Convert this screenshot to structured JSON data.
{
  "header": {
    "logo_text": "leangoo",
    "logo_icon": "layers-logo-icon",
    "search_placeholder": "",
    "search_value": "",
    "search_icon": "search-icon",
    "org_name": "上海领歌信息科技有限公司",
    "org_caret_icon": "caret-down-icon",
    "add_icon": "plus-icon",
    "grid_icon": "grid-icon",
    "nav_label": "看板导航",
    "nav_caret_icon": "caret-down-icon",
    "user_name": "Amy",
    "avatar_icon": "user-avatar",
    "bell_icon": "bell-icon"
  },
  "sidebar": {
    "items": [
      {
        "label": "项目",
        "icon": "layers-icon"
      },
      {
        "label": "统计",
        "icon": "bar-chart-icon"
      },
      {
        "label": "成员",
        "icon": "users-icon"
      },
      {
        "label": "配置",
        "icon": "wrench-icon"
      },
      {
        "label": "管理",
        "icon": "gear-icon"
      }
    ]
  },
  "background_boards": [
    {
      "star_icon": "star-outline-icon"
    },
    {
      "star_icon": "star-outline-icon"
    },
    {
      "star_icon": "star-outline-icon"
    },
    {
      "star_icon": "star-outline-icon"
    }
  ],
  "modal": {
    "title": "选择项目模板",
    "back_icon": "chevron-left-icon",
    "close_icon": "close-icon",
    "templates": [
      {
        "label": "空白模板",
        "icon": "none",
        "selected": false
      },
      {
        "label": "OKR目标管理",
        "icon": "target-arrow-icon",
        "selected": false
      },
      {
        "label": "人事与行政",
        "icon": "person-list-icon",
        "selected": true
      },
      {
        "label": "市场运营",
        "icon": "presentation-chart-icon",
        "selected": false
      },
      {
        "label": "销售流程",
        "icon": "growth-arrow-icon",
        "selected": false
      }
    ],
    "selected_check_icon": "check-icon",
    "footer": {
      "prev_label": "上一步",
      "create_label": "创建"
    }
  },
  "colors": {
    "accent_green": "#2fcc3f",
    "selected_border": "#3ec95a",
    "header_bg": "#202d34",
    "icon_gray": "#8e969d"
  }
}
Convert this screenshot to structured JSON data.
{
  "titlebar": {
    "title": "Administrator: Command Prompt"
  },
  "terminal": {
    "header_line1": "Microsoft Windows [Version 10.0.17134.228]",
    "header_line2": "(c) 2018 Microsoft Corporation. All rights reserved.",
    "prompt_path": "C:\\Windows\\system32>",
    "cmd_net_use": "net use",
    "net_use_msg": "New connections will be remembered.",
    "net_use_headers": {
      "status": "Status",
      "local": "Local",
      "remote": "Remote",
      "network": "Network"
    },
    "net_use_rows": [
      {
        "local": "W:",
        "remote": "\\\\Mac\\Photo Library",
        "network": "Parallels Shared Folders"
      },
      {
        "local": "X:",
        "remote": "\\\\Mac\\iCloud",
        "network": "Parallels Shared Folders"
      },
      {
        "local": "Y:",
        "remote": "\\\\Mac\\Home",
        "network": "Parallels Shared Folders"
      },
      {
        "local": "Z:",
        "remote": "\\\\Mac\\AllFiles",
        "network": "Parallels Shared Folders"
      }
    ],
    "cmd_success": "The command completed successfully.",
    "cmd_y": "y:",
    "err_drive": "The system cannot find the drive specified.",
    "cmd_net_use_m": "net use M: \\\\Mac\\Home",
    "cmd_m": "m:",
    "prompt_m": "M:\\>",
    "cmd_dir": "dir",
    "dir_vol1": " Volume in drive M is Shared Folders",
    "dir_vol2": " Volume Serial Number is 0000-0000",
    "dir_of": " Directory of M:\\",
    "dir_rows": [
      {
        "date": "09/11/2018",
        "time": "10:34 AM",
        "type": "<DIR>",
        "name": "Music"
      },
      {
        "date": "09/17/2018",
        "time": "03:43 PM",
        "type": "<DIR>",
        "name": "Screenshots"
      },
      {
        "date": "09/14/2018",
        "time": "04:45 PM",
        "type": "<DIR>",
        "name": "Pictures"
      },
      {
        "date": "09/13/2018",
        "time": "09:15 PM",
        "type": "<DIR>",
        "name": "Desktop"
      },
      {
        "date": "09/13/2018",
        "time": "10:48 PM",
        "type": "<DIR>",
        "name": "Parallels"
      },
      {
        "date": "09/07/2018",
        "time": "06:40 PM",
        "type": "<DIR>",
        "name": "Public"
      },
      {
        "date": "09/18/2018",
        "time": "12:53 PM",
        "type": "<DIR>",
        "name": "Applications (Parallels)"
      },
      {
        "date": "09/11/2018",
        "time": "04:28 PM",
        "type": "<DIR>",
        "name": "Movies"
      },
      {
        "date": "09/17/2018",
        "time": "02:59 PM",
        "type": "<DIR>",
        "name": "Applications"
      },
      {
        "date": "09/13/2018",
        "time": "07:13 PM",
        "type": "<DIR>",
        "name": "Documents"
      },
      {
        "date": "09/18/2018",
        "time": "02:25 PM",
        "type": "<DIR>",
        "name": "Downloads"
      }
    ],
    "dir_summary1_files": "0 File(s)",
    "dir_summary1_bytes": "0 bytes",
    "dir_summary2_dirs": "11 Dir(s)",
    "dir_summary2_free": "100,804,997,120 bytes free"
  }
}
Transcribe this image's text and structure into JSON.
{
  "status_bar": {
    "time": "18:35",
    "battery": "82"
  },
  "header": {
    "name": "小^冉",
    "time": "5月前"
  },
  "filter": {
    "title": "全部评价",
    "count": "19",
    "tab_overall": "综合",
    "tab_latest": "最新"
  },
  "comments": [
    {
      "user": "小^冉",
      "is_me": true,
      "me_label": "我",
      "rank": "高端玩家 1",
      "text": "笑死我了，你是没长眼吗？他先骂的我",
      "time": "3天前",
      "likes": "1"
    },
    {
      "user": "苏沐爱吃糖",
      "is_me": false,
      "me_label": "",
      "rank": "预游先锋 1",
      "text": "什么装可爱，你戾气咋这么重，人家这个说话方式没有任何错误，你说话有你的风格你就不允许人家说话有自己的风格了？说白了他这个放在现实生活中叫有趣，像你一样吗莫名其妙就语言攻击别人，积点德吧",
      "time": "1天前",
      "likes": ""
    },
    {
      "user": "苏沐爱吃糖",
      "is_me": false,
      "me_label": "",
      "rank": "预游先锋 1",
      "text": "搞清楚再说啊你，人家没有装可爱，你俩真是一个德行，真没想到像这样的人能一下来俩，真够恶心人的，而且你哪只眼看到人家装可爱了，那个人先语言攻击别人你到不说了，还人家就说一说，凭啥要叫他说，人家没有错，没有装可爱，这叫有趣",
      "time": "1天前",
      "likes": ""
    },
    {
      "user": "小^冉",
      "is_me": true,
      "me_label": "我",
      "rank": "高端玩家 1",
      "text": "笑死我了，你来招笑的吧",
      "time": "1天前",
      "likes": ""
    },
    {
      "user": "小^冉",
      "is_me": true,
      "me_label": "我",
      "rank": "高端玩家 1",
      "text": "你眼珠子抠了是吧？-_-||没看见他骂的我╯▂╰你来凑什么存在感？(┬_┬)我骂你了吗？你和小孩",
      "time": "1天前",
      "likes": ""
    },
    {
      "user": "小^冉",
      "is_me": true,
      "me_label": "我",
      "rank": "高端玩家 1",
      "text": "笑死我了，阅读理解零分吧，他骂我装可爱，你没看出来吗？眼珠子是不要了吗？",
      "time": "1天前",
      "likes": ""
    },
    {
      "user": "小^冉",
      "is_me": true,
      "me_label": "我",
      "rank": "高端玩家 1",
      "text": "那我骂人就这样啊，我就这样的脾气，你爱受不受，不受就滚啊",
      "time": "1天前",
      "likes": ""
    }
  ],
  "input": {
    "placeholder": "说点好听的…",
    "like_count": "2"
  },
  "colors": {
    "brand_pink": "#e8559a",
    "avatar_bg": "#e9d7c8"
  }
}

THE EXERCISE: Report how many lines of the records above contain the word "arrow", giving only the number.

RESPONSE BELOW: 2